--- AVAILABLE DATA ---

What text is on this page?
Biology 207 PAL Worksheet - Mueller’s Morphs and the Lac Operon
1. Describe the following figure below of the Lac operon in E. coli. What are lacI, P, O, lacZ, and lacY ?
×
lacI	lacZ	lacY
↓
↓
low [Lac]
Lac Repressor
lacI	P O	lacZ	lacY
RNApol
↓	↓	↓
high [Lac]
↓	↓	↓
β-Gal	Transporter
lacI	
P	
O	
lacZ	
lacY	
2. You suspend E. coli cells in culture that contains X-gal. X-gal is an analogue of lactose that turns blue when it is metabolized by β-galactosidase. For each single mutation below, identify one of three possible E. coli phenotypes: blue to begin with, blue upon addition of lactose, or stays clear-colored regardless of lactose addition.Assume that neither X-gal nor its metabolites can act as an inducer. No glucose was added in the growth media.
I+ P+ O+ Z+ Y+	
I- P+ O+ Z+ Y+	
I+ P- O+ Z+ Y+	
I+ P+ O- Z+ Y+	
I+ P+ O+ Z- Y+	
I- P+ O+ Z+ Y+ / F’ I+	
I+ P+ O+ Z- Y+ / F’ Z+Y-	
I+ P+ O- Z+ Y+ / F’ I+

---

#### [WHAT YOU ARE ASKED TO DO]
Please restate the records in full, word for word.

#### [TASK RESPONSE]
What text is on this page?
Biology 207 PAL Worksheet - Mueller’s Morphs and the Lac Operon
1. Describe the following figure below of the Lac operon in E. coli. What are lacI, P, O, lacZ, and lacY ?
×
lacI	lacZ	lacY
↓
↓
low [Lac]
Lac Repressor
lacI	P O	lacZ	lacY
RNApol
↓	↓	↓
high [Lac]
↓	↓	↓
β-Gal	Transporter
lacI	
P	
O	
lacZ	
lacY	
2. You suspend E. coli cells in culture that contains X-gal. X-gal is an analogue of lactose that turns blue when it is metabolized by β-galactosidase. For each single mutation below, identify one of three possible E. coli phenotypes: blue to begin with, blue upon addition of lactose, or stays clear-colored regardless of lactose addition.Assume that neither X-gal nor its metabolites can act as an inducer. No glucose was added in the growth media.
I+ P+ O+ Z+ Y+	
I- P+ O+ Z+ Y+	
I+ P- O+ Z+ Y+	
I+ P+ O- Z+ Y+	
I+ P+ O+ Z- Y+	
I- P+ O+ Z+ Y+ / F’ I+	
I+ P+ O+ Z- Y+ / F’ Z+Y-	
I+ P+ O- Z+ Y+ / F’ I+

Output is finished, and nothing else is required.